_WORK TO BE COMPLETED_:
Pick out each line in these entries that contains the string "Quando".

_Collection entries_:
————
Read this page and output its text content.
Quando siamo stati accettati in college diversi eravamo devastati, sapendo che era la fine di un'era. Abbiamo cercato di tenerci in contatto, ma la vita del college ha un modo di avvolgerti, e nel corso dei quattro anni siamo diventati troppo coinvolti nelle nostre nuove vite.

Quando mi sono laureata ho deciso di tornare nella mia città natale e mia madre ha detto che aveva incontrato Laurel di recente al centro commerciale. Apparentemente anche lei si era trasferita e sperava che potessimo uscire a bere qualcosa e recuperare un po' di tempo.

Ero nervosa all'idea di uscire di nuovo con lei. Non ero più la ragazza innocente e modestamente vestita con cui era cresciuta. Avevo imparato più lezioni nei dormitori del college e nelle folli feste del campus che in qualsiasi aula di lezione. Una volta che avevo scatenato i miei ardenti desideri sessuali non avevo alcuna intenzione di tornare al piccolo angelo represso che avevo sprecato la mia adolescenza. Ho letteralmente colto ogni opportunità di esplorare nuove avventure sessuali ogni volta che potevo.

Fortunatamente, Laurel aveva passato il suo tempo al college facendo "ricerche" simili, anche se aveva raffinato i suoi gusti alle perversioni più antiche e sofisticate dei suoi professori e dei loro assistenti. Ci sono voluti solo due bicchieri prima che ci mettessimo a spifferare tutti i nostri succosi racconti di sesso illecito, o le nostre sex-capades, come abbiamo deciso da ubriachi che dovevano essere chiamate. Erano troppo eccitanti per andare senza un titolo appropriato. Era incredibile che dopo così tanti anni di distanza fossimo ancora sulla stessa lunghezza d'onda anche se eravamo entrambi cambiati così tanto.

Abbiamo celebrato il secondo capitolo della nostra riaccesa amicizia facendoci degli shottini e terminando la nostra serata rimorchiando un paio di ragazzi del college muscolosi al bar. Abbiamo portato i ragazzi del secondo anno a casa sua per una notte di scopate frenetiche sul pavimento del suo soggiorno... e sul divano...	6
————
_WRITTEN RESPONSE_:
Quando siamo stati accettati in college diversi eravamo devastati, sapendo che era la fine di un'era. Abbiamo cercato di tenerci in contatto, ma la vita del college ha un modo di avvolgerti, e nel corso dei quattro anni siamo diventati troppo coinvolti nelle nostre nuove vite.
Quando mi sono laureata ho deciso di tornare nella mia città natale e mia madre ha detto che aveva incontrato Laurel di recente al centro commerciale. Apparentemente anche lei si era trasferita e sperava che potessimo uscire a bere qualcosa e recuperare un po' di tempo.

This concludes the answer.